══ RECORDS TO PROCESS ══

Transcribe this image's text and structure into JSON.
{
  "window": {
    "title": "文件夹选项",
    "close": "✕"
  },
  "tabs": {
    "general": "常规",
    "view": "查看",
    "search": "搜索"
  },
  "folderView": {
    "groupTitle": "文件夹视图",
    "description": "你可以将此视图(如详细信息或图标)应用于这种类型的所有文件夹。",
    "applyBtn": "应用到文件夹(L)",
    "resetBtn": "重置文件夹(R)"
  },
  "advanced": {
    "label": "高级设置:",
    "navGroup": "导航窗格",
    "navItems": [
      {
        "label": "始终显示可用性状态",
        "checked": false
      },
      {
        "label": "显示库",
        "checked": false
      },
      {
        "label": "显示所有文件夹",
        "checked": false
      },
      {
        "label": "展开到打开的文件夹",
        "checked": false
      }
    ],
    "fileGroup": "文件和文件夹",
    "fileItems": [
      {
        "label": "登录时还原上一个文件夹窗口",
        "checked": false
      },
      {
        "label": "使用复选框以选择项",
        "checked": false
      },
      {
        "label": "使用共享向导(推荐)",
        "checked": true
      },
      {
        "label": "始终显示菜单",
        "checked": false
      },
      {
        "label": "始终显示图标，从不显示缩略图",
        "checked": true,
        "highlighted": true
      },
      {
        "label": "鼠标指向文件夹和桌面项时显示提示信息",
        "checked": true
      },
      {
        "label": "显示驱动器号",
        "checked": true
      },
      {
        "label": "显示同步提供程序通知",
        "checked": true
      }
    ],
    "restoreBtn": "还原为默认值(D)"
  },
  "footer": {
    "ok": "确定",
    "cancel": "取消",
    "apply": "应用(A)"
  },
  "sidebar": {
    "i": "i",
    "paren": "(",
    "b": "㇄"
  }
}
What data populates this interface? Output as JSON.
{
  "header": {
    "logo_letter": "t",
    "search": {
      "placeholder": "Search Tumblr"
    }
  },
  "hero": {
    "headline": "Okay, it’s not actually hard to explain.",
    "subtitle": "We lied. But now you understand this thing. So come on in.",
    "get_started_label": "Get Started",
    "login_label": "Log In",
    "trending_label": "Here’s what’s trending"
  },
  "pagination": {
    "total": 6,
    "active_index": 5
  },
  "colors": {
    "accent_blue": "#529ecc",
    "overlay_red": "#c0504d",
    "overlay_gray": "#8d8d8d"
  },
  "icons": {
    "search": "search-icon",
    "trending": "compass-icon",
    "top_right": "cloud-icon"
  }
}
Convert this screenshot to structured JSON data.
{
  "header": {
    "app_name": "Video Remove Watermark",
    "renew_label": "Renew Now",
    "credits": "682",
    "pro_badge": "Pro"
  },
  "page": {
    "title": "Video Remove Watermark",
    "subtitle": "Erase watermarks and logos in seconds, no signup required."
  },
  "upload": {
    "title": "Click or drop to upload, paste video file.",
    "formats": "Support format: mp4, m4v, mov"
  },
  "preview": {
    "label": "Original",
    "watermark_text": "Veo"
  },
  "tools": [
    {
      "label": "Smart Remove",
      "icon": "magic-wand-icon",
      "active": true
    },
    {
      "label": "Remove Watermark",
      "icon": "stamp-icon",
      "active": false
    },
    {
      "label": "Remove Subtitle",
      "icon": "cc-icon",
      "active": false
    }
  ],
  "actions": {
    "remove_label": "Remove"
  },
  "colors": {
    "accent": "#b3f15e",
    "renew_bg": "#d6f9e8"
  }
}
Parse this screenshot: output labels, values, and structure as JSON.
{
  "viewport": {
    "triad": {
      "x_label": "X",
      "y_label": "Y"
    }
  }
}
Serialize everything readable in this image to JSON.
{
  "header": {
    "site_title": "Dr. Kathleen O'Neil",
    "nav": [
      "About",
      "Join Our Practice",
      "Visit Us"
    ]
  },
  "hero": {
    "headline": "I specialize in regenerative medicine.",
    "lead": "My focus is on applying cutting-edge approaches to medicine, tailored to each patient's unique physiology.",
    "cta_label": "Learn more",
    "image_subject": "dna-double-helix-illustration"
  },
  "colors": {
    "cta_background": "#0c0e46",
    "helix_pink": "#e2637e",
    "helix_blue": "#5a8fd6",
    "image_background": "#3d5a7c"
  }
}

═══

◆ **PROBLEM TO SOLVE**
Reproduce each line of the material containing the word "upload".

◆ **WORKED ANSWER**
  "upload": {
    "title": "Click or drop to upload, paste video file.",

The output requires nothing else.